▸ **GOAL OF THE EXERCISE**: Show every line that has the string "true" in it.
─── RECORDED INFORMATION ───
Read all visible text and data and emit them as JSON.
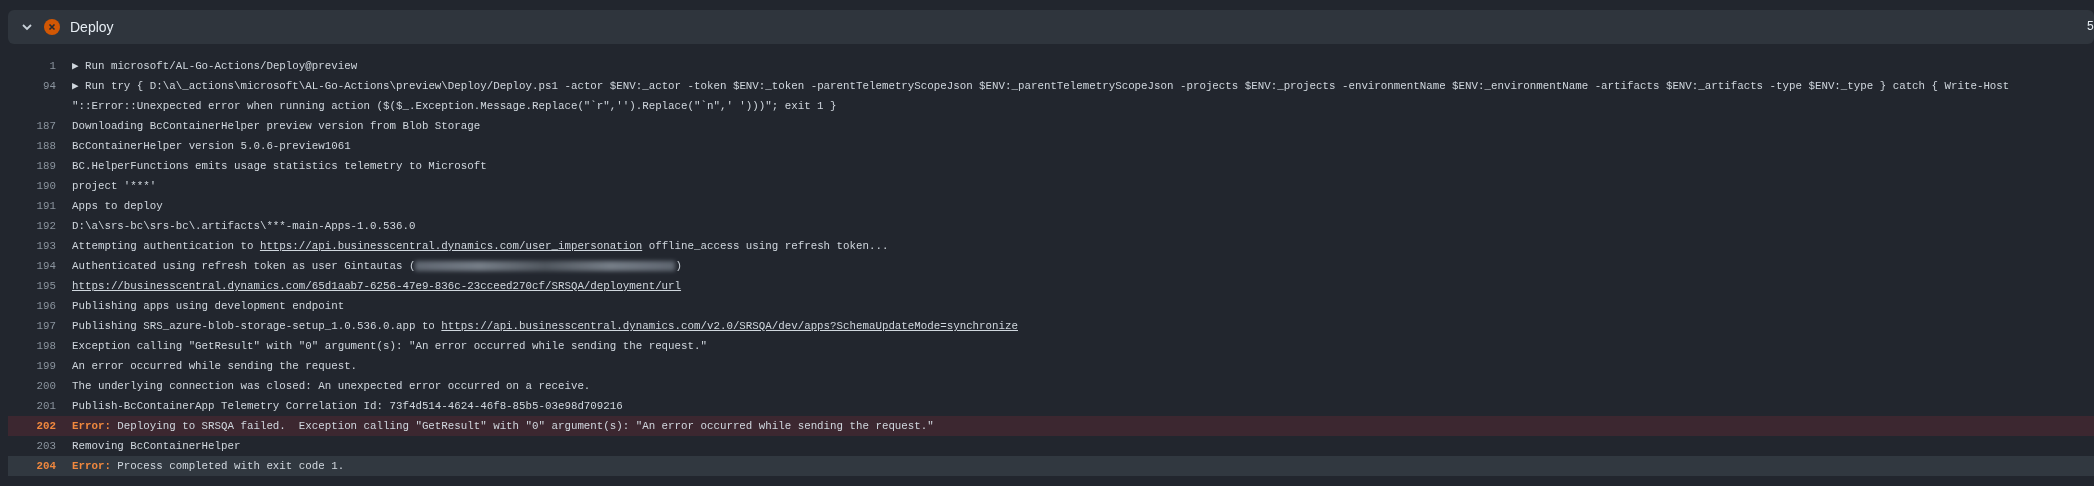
{
  "step": {
    "title": "Deploy",
    "failed": true,
    "expanded": true,
    "duration": "5"
  },
  "lines": [
    {
      "number": "1",
      "error": false,
      "selected": false,
      "segments": [
        {
          "kind": "text",
          "text": "▶ Run microsoft/AL-Go-Actions/Deploy@preview"
        }
      ]
    },
    {
      "number": "94",
      "error": false,
      "selected": false,
      "segments": [
        {
          "kind": "text",
          "text": "▶ Run try { D:\\a\\_actions\\microsoft\\AL-Go-Actions\\preview\\Deploy/Deploy.ps1 -actor $ENV:_actor -token $ENV:_token -parentTelemetryScopeJson $ENV:_parentTelemetryScopeJson -projects $ENV:_projects -environmentName $ENV:_environmentName -artifacts $ENV:_artifacts -type $ENV:_type } catch { Write-Host"
        },
        {
          "kind": "break"
        },
        {
          "kind": "text",
          "text": "\"::Error::Unexpected error when running action ($($_.Exception.Message.Replace(\"`r\",'').Replace(\"`n\",' ')))\"; exit 1 }"
        }
      ]
    },
    {
      "number": "187",
      "error": false,
      "selected": false,
      "segments": [
        {
          "kind": "text",
          "text": "Downloading BcContainerHelper preview version from Blob Storage"
        }
      ]
    },
    {
      "number": "188",
      "error": false,
      "selected": false,
      "segments": [
        {
          "kind": "text",
          "text": "BcContainerHelper version 5.0.6-preview1061"
        }
      ]
    },
    {
      "number": "189",
      "error": false,
      "selected": false,
      "segments": [
        {
          "kind": "text",
          "text": "BC.HelperFunctions emits usage statistics telemetry to Microsoft"
        }
      ]
    },
    {
      "number": "190",
      "error": false,
      "selected": false,
      "segments": [
        {
          "kind": "text",
          "text": "project '***'"
        }
      ]
    },
    {
      "number": "191",
      "error": false,
      "selected": false,
      "segments": [
        {
          "kind": "text",
          "text": "Apps to deploy"
        }
      ]
    },
    {
      "number": "192",
      "error": false,
      "selected": false,
      "segments": [
        {
          "kind": "text",
          "text": "D:\\a\\srs-bc\\srs-bc\\.artifacts\\***-main-Apps-1.0.536.0"
        }
      ]
    },
    {
      "number": "193",
      "error": false,
      "selected": false,
      "segments": [
        {
          "kind": "text",
          "text": "Attempting authentication to "
        },
        {
          "kind": "link",
          "text": "https://api.businesscentral.dynamics.com/user_impersonation"
        },
        {
          "kind": "text",
          "text": " offline_access using refresh token..."
        }
      ]
    },
    {
      "number": "194",
      "error": false,
      "selected": false,
      "segments": [
        {
          "kind": "text",
          "text": "Authenticated using refresh token as user Gintautas ("
        },
        {
          "kind": "redacted"
        },
        {
          "kind": "text",
          "text": ")"
        }
      ]
    },
    {
      "number": "195",
      "error": false,
      "selected": false,
      "segments": [
        {
          "kind": "link",
          "text": "https://businesscentral.dynamics.com/65d1aab7-6256-47e9-836c-23cceed270cf/SRSQA/deployment/url"
        }
      ]
    },
    {
      "number": "196",
      "error": false,
      "selected": false,
      "segments": [
        {
          "kind": "text",
          "text": "Publishing apps using development endpoint"
        }
      ]
    },
    {
      "number": "197",
      "error": false,
      "selected": false,
      "segments": [
        {
          "kind": "text",
          "text": "Publishing SRS_azure-blob-storage-setup_1.0.536.0.app to "
        },
        {
          "kind": "link",
          "text": "https://api.businesscentral.dynamics.com/v2.0/SRSQA/dev/apps?SchemaUpdateMode=synchronize"
        }
      ]
    },
    {
      "number": "198",
      "error": false,
      "selected": false,
      "segments": [
        {
          "kind": "text",
          "text": "Exception calling \"GetResult\" with \"0\" argument(s): \"An error occurred while sending the request.\""
        }
      ]
    },
    {
      "number": "199",
      "error": false,
      "selected": false,
      "segments": [
        {
          "kind": "text",
          "text": "An error occurred while sending the request."
        }
      ]
    },
    {
      "number": "200",
      "error": false,
      "selected": false,
      "segments": [
        {
          "kind": "text",
          "text": "The underlying connection was closed: An unexpected error occurred on a receive."
        }
      ]
    },
    {
      "number": "201",
      "error": false,
      "selected": false,
      "segments": [
        {
          "kind": "text",
          "text": "Publish-BcContainerApp Telemetry Correlation Id: 73f4d514-4624-46f8-85b5-03e98d709216"
        }
      ]
    },
    {
      "number": "202",
      "error": true,
      "selected": false,
      "segments": [
        {
          "kind": "label",
          "text": "Error:"
        },
        {
          "kind": "text",
          "text": " Deploying to SRSQA failed.  Exception calling \"GetResult\" with \"0\" argument(s): \"An error occurred while sending the request.\""
        }
      ]
    },
    {
      "number": "203",
      "error": false,
      "selected": false,
      "segments": [
        {
          "kind": "text",
          "text": "Removing BcContainerHelper"
        }
      ]
    },
    {
      "number": "204",
      "error": true,
      "selected": true,
      "segments": [
        {
          "kind": "label",
          "text": "Error:"
        },
        {
          "kind": "text",
          "text": " Process completed with exit code 1."
        }
      ]
    }
  ]
}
───
▸ **COMPLETED EXERCISE**:
    "failed": true,
    "expanded": true,
      "error": true,
      "error": true,
      "selected": true,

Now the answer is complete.